Data records
────────────────────────────────────────

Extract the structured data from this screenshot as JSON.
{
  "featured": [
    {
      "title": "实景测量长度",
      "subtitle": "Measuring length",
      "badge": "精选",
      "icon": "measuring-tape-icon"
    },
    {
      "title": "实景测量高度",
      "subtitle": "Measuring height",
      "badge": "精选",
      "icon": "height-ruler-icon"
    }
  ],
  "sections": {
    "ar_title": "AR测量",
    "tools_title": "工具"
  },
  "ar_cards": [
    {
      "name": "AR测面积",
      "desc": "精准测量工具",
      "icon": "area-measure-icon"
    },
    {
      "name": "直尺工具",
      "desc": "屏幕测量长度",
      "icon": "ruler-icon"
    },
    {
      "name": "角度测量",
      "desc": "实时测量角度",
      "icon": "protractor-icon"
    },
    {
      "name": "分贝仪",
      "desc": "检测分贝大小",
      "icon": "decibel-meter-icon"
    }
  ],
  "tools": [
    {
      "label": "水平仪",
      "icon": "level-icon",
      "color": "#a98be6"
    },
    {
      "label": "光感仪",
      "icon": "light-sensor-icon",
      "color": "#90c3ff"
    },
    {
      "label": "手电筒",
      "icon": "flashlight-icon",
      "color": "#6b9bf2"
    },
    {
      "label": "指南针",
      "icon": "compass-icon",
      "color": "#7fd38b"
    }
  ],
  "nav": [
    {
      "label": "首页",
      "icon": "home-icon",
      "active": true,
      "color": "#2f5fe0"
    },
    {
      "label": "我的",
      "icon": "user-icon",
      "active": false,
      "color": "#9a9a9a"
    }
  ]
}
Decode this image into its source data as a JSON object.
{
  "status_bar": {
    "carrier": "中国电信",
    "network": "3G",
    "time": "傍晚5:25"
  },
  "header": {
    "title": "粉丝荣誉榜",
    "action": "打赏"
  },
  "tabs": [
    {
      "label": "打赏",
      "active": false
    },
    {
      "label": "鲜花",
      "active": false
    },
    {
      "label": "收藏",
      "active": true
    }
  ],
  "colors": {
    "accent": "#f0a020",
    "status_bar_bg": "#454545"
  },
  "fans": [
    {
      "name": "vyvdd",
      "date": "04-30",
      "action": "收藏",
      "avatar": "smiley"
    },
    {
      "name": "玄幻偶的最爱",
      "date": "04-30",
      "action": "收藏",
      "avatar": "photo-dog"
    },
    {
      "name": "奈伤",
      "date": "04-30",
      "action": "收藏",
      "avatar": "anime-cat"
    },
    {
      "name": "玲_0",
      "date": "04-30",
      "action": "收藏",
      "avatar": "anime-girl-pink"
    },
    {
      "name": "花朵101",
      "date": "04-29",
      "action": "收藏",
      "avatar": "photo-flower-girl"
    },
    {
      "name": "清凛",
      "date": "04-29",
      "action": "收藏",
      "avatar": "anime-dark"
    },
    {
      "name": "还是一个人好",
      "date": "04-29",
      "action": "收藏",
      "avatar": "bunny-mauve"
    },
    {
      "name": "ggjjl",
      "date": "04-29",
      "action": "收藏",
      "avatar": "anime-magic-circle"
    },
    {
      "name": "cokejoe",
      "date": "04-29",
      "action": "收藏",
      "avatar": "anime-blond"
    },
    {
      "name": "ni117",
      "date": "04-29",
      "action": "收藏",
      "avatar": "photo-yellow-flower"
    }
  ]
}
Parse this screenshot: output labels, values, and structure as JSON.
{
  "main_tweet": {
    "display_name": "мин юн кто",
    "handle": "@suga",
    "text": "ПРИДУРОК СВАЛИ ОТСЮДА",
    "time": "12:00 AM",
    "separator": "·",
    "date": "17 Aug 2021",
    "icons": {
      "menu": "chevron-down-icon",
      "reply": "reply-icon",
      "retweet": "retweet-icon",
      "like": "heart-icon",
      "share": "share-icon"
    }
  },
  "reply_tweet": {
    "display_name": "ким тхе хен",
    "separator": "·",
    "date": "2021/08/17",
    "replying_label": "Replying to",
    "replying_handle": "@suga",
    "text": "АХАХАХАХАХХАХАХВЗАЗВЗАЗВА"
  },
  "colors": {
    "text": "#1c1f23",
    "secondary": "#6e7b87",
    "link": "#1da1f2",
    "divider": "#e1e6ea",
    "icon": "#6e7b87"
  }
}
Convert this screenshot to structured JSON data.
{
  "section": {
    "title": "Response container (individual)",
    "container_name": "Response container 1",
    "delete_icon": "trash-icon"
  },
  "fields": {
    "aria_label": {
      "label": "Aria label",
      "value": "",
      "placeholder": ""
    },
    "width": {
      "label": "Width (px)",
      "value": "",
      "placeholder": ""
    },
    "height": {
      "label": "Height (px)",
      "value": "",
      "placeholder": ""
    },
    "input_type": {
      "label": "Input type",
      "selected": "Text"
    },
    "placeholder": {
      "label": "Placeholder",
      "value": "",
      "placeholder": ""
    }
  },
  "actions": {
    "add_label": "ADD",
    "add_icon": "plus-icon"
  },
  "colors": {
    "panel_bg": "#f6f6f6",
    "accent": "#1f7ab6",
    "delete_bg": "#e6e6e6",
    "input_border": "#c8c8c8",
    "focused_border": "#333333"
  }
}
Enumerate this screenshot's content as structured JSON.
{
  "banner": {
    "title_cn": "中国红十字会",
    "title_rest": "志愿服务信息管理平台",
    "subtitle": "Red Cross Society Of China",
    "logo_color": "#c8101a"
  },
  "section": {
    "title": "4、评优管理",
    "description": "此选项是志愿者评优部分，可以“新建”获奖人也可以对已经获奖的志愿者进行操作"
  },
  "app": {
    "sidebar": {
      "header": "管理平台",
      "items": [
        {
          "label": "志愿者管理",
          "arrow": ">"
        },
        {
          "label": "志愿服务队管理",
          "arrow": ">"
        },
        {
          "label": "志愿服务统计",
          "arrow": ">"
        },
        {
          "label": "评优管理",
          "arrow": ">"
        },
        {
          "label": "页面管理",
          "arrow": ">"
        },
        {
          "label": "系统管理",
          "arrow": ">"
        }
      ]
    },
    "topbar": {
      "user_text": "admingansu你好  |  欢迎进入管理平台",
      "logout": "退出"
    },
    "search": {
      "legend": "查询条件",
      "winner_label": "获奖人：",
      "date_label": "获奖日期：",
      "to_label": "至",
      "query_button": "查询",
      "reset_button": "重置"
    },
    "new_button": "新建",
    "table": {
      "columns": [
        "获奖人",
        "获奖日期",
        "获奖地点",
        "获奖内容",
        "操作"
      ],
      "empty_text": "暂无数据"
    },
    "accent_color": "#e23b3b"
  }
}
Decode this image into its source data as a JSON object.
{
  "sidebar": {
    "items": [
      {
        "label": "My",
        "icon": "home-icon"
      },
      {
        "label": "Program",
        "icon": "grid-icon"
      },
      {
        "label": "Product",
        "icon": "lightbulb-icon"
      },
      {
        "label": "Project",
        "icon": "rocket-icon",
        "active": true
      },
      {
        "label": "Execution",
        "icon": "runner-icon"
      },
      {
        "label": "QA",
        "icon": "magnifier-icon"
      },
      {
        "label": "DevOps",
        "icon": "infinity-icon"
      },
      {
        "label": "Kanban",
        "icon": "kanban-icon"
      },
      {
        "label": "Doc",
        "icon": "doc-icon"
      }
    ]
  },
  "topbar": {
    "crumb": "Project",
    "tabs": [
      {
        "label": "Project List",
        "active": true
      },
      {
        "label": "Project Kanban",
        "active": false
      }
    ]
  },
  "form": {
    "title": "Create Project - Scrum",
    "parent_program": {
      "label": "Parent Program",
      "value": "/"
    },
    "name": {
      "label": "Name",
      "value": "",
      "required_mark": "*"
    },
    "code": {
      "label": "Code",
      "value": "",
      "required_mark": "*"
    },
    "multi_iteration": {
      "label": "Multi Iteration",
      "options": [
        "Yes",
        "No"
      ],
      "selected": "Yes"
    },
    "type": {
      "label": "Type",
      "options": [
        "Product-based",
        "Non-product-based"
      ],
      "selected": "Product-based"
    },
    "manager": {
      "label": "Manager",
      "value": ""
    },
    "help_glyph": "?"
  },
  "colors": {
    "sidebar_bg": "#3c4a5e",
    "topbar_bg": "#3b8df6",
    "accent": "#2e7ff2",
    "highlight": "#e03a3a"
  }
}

────────────────────────────────────────

Problem statement:
Every line of the listing that holds "anime" is to be counted; give only the resulting number.

Solution below:
5